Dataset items
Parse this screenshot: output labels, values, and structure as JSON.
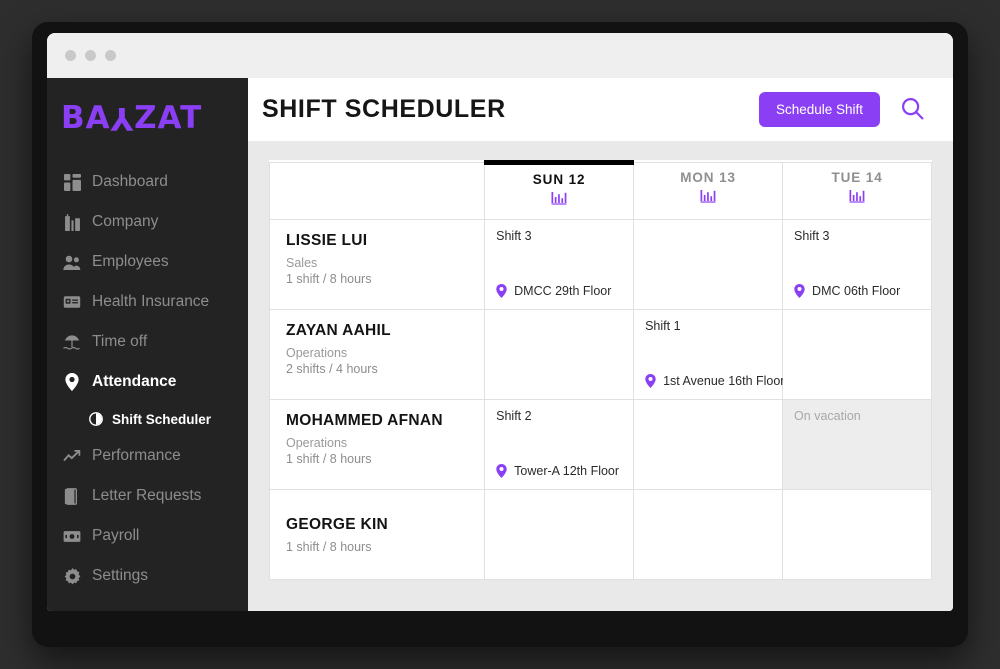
{
  "window": {
    "dots": [
      "close-dot",
      "minimize-dot",
      "maximize-dot"
    ]
  },
  "brand": {
    "logo_full": "BAYZAT",
    "logo_part1": "BA",
    "logo_flip": "Y",
    "logo_part2": "ZAT",
    "color": "#8b3ff5"
  },
  "sidebar": {
    "items": [
      {
        "label": "Dashboard",
        "icon": "dashboard-icon",
        "active": false
      },
      {
        "label": "Company",
        "icon": "company-icon",
        "active": false
      },
      {
        "label": "Employees",
        "icon": "employees-icon",
        "active": false
      },
      {
        "label": "Health Insurance",
        "icon": "health-insurance-icon",
        "active": false
      },
      {
        "label": "Time off",
        "icon": "time-off-icon",
        "active": false
      },
      {
        "label": "Attendance",
        "icon": "location-pin-icon",
        "active": true
      },
      {
        "label": "Performance",
        "icon": "performance-icon",
        "active": false
      },
      {
        "label": "Letter Requests",
        "icon": "letter-requests-icon",
        "active": false
      },
      {
        "label": "Payroll",
        "icon": "payroll-icon",
        "active": false
      },
      {
        "label": "Settings",
        "icon": "settings-gear-icon",
        "active": false
      }
    ],
    "subitem": {
      "label": "Shift Scheduler",
      "icon": "half-circle-icon",
      "active": true
    }
  },
  "header": {
    "title": "SHIFT SCHEDULER",
    "schedule_button": "Schedule Shift",
    "search_icon": "search-icon"
  },
  "table": {
    "columns": [
      {
        "label": "",
        "today": false
      },
      {
        "label": "SUN 12",
        "today": true,
        "icon": "bar-chart-icon"
      },
      {
        "label": "MON 13",
        "today": false,
        "icon": "bar-chart-icon"
      },
      {
        "label": "TUE 14",
        "today": false,
        "icon": "bar-chart-icon"
      }
    ],
    "rows": [
      {
        "name": "LISSIE LUI",
        "dept": "Sales",
        "hours": "1 shift / 8 hours",
        "cells": [
          {
            "shift": "Shift 3",
            "location": "DMCC 29th Floor",
            "state": "shift"
          },
          {
            "shift": "",
            "location": "",
            "state": "empty"
          },
          {
            "shift": "Shift 3",
            "location": "DMC 06th Floor",
            "state": "shift"
          }
        ]
      },
      {
        "name": "ZAYAN AAHIL",
        "dept": "Operations",
        "hours": "2 shifts / 4 hours",
        "cells": [
          {
            "shift": "",
            "location": "",
            "state": "empty"
          },
          {
            "shift": "Shift 1",
            "location": "1st Avenue 16th Floor",
            "state": "shift"
          },
          {
            "shift": "",
            "location": "",
            "state": "empty"
          }
        ]
      },
      {
        "name": "MOHAMMED AFNAN",
        "dept": "Operations",
        "hours": "1 shift / 8 hours",
        "cells": [
          {
            "shift": "Shift 2",
            "location": "Tower-A 12th Floor",
            "state": "shift"
          },
          {
            "shift": "",
            "location": "",
            "state": "empty"
          },
          {
            "shift": "",
            "location": "",
            "state": "vacation",
            "vacation_text": "On vacation"
          }
        ]
      },
      {
        "name": "GEORGE KIN",
        "dept": "",
        "hours": "1 shift / 8 hours",
        "cells": [
          {
            "shift": "",
            "location": "",
            "state": "empty"
          },
          {
            "shift": "",
            "location": "",
            "state": "empty"
          },
          {
            "shift": "",
            "location": "",
            "state": "empty"
          }
        ]
      }
    ]
  }
}
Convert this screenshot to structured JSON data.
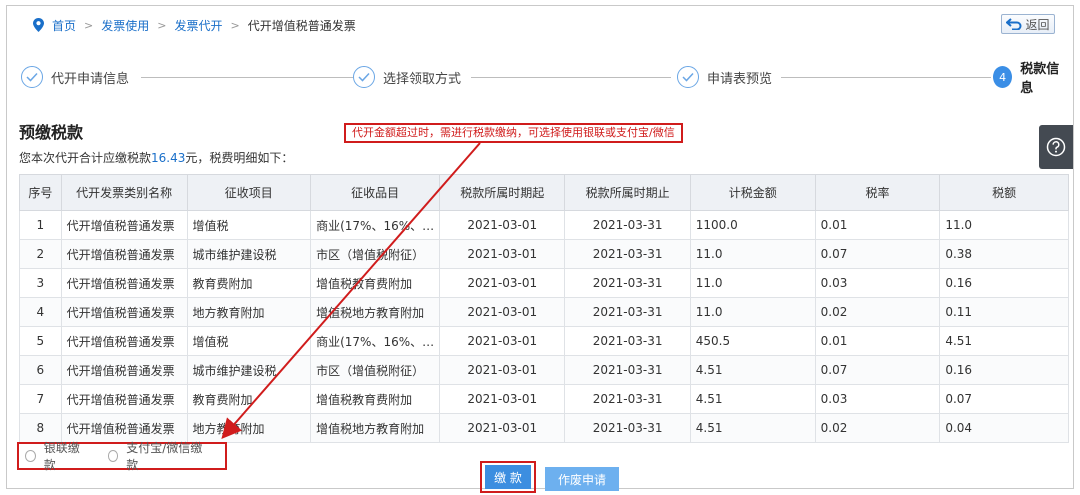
{
  "breadcrumb": {
    "items": [
      "首页",
      "发票使用",
      "发票代开"
    ],
    "current": "代开增值税普通发票",
    "separator": ">"
  },
  "back_button": "返回",
  "steps": [
    {
      "label": "代开申请信息",
      "state": "done"
    },
    {
      "label": "选择领取方式",
      "state": "done"
    },
    {
      "label": "申请表预览",
      "state": "done"
    },
    {
      "label": "税款信息",
      "state": "active",
      "number": "4"
    }
  ],
  "section_title": "预缴税款",
  "summary": {
    "prefix": "您本次代开合计应缴税款",
    "amount": "16.43",
    "suffix": "元，税费明细如下："
  },
  "callout": "代开金额超过时，需进行税款缴纳，可选择使用银联或支付宝/微信",
  "table": {
    "headers": [
      "序号",
      "代开发票类别名称",
      "征收项目",
      "征收品目",
      "税款所属时期起",
      "税款所属时期止",
      "计税金额",
      "税率",
      "税额"
    ],
    "rows": [
      [
        "1",
        "代开增值税普通发票",
        "增值税",
        "商业(17%、16%、…",
        "2021-03-01",
        "2021-03-31",
        "1100.0",
        "0.01",
        "11.0"
      ],
      [
        "2",
        "代开增值税普通发票",
        "城市维护建设税",
        "市区（增值税附征）",
        "2021-03-01",
        "2021-03-31",
        "11.0",
        "0.07",
        "0.38"
      ],
      [
        "3",
        "代开增值税普通发票",
        "教育费附加",
        "增值税教育费附加",
        "2021-03-01",
        "2021-03-31",
        "11.0",
        "0.03",
        "0.16"
      ],
      [
        "4",
        "代开增值税普通发票",
        "地方教育附加",
        "增值税地方教育附加",
        "2021-03-01",
        "2021-03-31",
        "11.0",
        "0.02",
        "0.11"
      ],
      [
        "5",
        "代开增值税普通发票",
        "增值税",
        "商业(17%、16%、…",
        "2021-03-01",
        "2021-03-31",
        "450.5",
        "0.01",
        "4.51"
      ],
      [
        "6",
        "代开增值税普通发票",
        "城市维护建设税",
        "市区（增值税附征）",
        "2021-03-01",
        "2021-03-31",
        "4.51",
        "0.07",
        "0.16"
      ],
      [
        "7",
        "代开增值税普通发票",
        "教育费附加",
        "增值税教育费附加",
        "2021-03-01",
        "2021-03-31",
        "4.51",
        "0.03",
        "0.07"
      ],
      [
        "8",
        "代开增值税普通发票",
        "地方教育附加",
        "增值税地方教育附加",
        "2021-03-01",
        "2021-03-31",
        "4.51",
        "0.02",
        "0.04"
      ]
    ]
  },
  "payment_options": [
    "银联缴款",
    "支付宝/微信缴款"
  ],
  "buttons": {
    "pay": "缴 款",
    "void": "作废申请"
  },
  "icons": {
    "location": "location-pin-icon",
    "back": "return-arrow-icon",
    "help": "question-circle-icon",
    "step_done": "check-circle-icon"
  },
  "colors": {
    "accent": "#3a8ee6",
    "link": "#1a6fc9",
    "annotation": "#d01c1c"
  }
}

* [What you need to do]: Gather and return every line that holds the string "circle".

* [Solved exercise]:
      "icon": "half-circle-icon",
    "help": "question-circle-icon",
    "step_done": "check-circle-icon"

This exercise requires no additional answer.